#### [Brano di partenza]
TATIYAK - Cineforum Inuit 2009

The Journals of Knud Rasmussen
Regia di Norman Cohn e Zacharias Kunuk
Musica di Richard Lavoie
Protagonisti: Pakak Innuksuk, Leah Angutimarik, Jens Jørn Spottag, Neeve Irngaut
Film a colori in danese ed inuktitut con sottotitoli in francese
Durata 112 minuti

Scheda a cura di Tatiana Cappucci

Un gran bel film; ideato, interpretato, realizzato, prodotto e distribuito dalla stessa casa cinematografica Inuit che ha promosso anche il precedente capolavoro degli stessi registi: “Atanarjuat – The fast runner”.
Un po’ lento ma con potenti effetti evocativi delle tradizioni e delle superstizioni Inuit, con una continua mescolanza di scene reali e soprannaturali, di video moderno e di antica arte narrativa Inuit.
La prima scena è molto accattivante: una famiglia Inuit che si prepara ad essere fotografata e la cui immagine lentamente scolora in un suggestivo bianco e nero.
Presentato nel 2006 al Toronto Film Festival, il film racconta la vera storia dei primi contatti intorno al 1920 tra gli europei ed una piccola comunità Inuit, descritti dall’esploratore Rasmussen nei diari della sua quinta spedizione a Thule attraverso l’Artico Canadese, una sorta di avventura antropologica resa ancora più ricca ed avvincente dalla sua profonda conoscenza della lingua, della storia e della terra Inuit.
A quel tempo, gli Inuit vivevano una fase di transizione culturale e religiosa, passando dall’animismo e dallo sciamanesimo che molti cacciatori ancora praticavano al cristianesimo imposto loro in maniera un po’ forzata dai primi missionari europei.

Il grande sciamano Avva (Pakak Innuksuk) e la sua famiglia vivono sulla banchisa ad una certa distanza da Iglulik; la sua piccola comunità ha raccolto gli insegnamenti dei missionari cristiani. Li raggiunge il grande esploratore Rasmussen, accompagnato dal commerciante Freuchen e dall’antropologo Mathiassen, i tre attori danesi della pellicola, per sentire e registrare le storie di vita di Avva e di sua moglie Orulu. Istintivamente, il loro figlio Natar sceglie di guidare Freuchen e Mathiassen a nord verso Iglulik. Ma lo sciamano Avva e la sua comunità devono affrontare un viaggio molto difficile verso casa, con forti venti contrari ed una carestia prolungata che li porta quasi in fin di vita.

#### [Esercizio assegnato]
Elenca tutti gli attori che la scheda del film indica come protagonisti. I dati riportati qui sotto provengono da un'altra fonte.

#### [Materiale di origine]
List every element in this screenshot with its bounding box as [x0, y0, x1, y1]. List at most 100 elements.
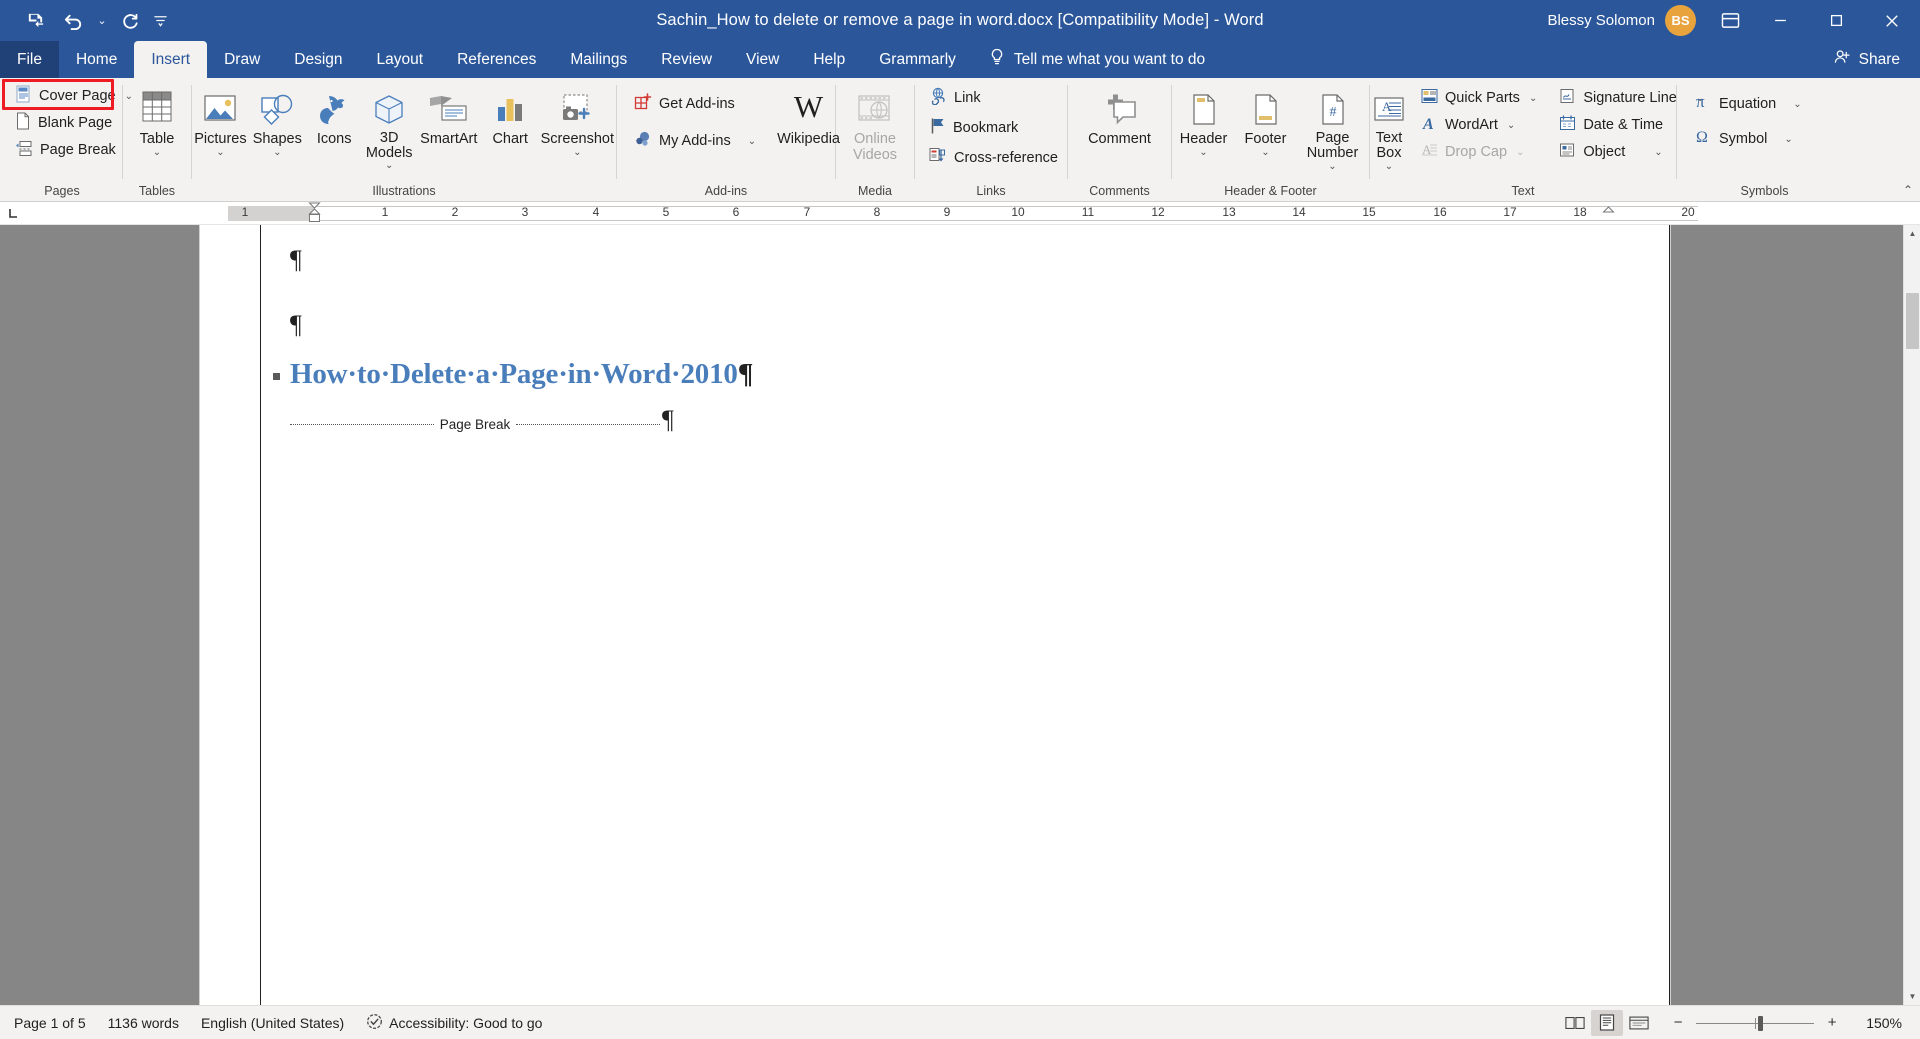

#### [Risposta scritta]
Pakak Innuksuk, Leah Angutimarik, Jens Jørn Spottag, Neeve Irngaut